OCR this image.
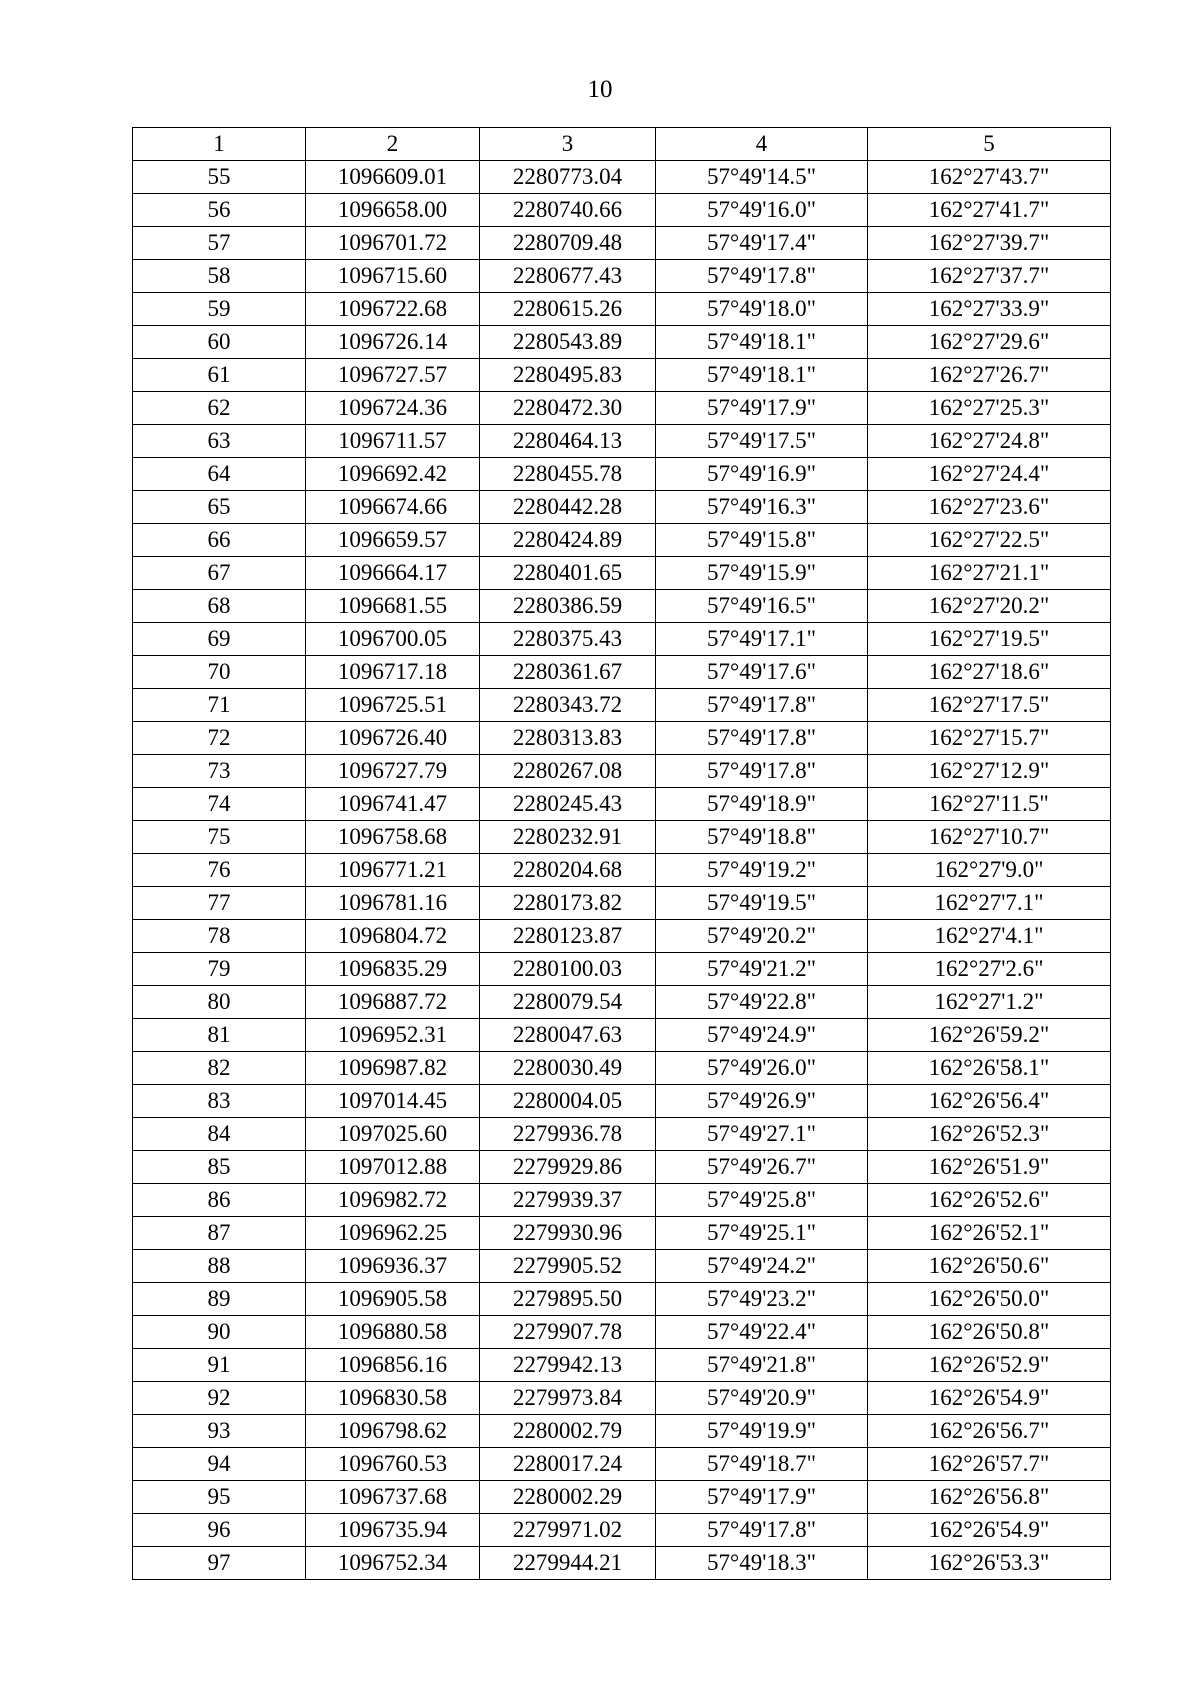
10
1	2	3	4	5
55	1096609.01	2280773.04	57°49'14.5"	162°27'43.7"
56	1096658.00	2280740.66	57°49'16.0"	162°27'41.7"
57	1096701.72	2280709.48	57°49'17.4"	162°27'39.7"
58	1096715.60	2280677.43	57°49'17.8"	162°27'37.7"
59	1096722.68	2280615.26	57°49'18.0"	162°27'33.9"
60	1096726.14	2280543.89	57°49'18.1"	162°27'29.6"
61	1096727.57	2280495.83	57°49'18.1"	162°27'26.7"
62	1096724.36	2280472.30	57°49'17.9"	162°27'25.3"
63	1096711.57	2280464.13	57°49'17.5"	162°27'24.8"
64	1096692.42	2280455.78	57°49'16.9"	162°27'24.4"
65	1096674.66	2280442.28	57°49'16.3"	162°27'23.6"
66	1096659.57	2280424.89	57°49'15.8"	162°27'22.5"
67	1096664.17	2280401.65	57°49'15.9"	162°27'21.1"
68	1096681.55	2280386.59	57°49'16.5"	162°27'20.2"
69	1096700.05	2280375.43	57°49'17.1"	162°27'19.5"
70	1096717.18	2280361.67	57°49'17.6"	162°27'18.6"
71	1096725.51	2280343.72	57°49'17.8"	162°27'17.5"
72	1096726.40	2280313.83	57°49'17.8"	162°27'15.7"
73	1096727.79	2280267.08	57°49'17.8"	162°27'12.9"
74	1096741.47	2280245.43	57°49'18.9"	162°27'11.5"
75	1096758.68	2280232.91	57°49'18.8"	162°27'10.7"
76	1096771.21	2280204.68	57°49'19.2"	162°27'9.0"
77	1096781.16	2280173.82	57°49'19.5"	162°27'7.1"
78	1096804.72	2280123.87	57°49'20.2"	162°27'4.1"
79	1096835.29	2280100.03	57°49'21.2"	162°27'2.6"
80	1096887.72	2280079.54	57°49'22.8"	162°27'1.2"
81	1096952.31	2280047.63	57°49'24.9"	162°26'59.2"
82	1096987.82	2280030.49	57°49'26.0"	162°26'58.1"
83	1097014.45	2280004.05	57°49'26.9"	162°26'56.4"
84	1097025.60	2279936.78	57°49'27.1"	162°26'52.3"
85	1097012.88	2279929.86	57°49'26.7"	162°26'51.9"
86	1096982.72	2279939.37	57°49'25.8"	162°26'52.6"
87	1096962.25	2279930.96	57°49'25.1"	162°26'52.1"
88	1096936.37	2279905.52	57°49'24.2"	162°26'50.6"
89	1096905.58	2279895.50	57°49'23.2"	162°26'50.0"
90	1096880.58	2279907.78	57°49'22.4"	162°26'50.8"
91	1096856.16	2279942.13	57°49'21.8"	162°26'52.9"
92	1096830.58	2279973.84	57°49'20.9"	162°26'54.9"
93	1096798.62	2280002.79	57°49'19.9"	162°26'56.7"
94	1096760.53	2280017.24	57°49'18.7"	162°26'57.7"
95	1096737.68	2280002.29	57°49'17.9"	162°26'56.8"
96	1096735.94	2279971.02	57°49'17.8"	162°26'54.9"
97	1096752.34	2279944.21	57°49'18.3"	162°26'53.3"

□ □ □

Exercise instructions
Without the pictures, extract every entry verbatim.

Solution to this problem
OCR this image.
10
1	2	3	4	5
55	1096609.01	2280773.04	57°49'14.5"	162°27'43.7"
56	1096658.00	2280740.66	57°49'16.0"	162°27'41.7"
57	1096701.72	2280709.48	57°49'17.4"	162°27'39.7"
58	1096715.60	2280677.43	57°49'17.8"	162°27'37.7"
59	1096722.68	2280615.26	57°49'18.0"	162°27'33.9"
60	1096726.14	2280543.89	57°49'18.1"	162°27'29.6"
61	1096727.57	2280495.83	57°49'18.1"	162°27'26.7"
62	1096724.36	2280472.30	57°49'17.9"	162°27'25.3"
63	1096711.57	2280464.13	57°49'17.5"	162°27'24.8"
64	1096692.42	2280455.78	57°49'16.9"	162°27'24.4"
65	1096674.66	2280442.28	57°49'16.3"	162°27'23.6"
66	1096659.57	2280424.89	57°49'15.8"	162°27'22.5"
67	1096664.17	2280401.65	57°49'15.9"	162°27'21.1"
68	1096681.55	2280386.59	57°49'16.5"	162°27'20.2"
69	1096700.05	2280375.43	57°49'17.1"	162°27'19.5"
70	1096717.18	2280361.67	57°49'17.6"	162°27'18.6"
71	1096725.51	2280343.72	57°49'17.8"	162°27'17.5"
72	1096726.40	2280313.83	57°49'17.8"	162°27'15.7"
73	1096727.79	2280267.08	57°49'17.8"	162°27'12.9"
74	1096741.47	2280245.43	57°49'18.9"	162°27'11.5"
75	1096758.68	2280232.91	57°49'18.8"	162°27'10.7"
76	1096771.21	2280204.68	57°49'19.2"	162°27'9.0"
77	1096781.16	2280173.82	57°49'19.5"	162°27'7.1"
78	1096804.72	2280123.87	57°49'20.2"	162°27'4.1"
79	1096835.29	2280100.03	57°49'21.2"	162°27'2.6"
80	1096887.72	2280079.54	57°49'22.8"	162°27'1.2"
81	1096952.31	2280047.63	57°49'24.9"	162°26'59.2"
82	1096987.82	2280030.49	57°49'26.0"	162°26'58.1"
83	1097014.45	2280004.05	57°49'26.9"	162°26'56.4"
84	1097025.60	2279936.78	57°49'27.1"	162°26'52.3"
85	1097012.88	2279929.86	57°49'26.7"	162°26'51.9"
86	1096982.72	2279939.37	57°49'25.8"	162°26'52.6"
87	1096962.25	2279930.96	57°49'25.1"	162°26'52.1"
88	1096936.37	2279905.52	57°49'24.2"	162°26'50.6"
89	1096905.58	2279895.50	57°49'23.2"	162°26'50.0"
90	1096880.58	2279907.78	57°49'22.4"	162°26'50.8"
91	1096856.16	2279942.13	57°49'21.8"	162°26'52.9"
92	1096830.58	2279973.84	57°49'20.9"	162°26'54.9"
93	1096798.62	2280002.79	57°49'19.9"	162°26'56.7"
94	1096760.53	2280017.24	57°49'18.7"	162°26'57.7"
95	1096737.68	2280002.29	57°49'17.9"	162°26'56.8"
96	1096735.94	2279971.02	57°49'17.8"	162°26'54.9"
97	1096752.34	2279944.21	57°49'18.3"	162°26'53.3"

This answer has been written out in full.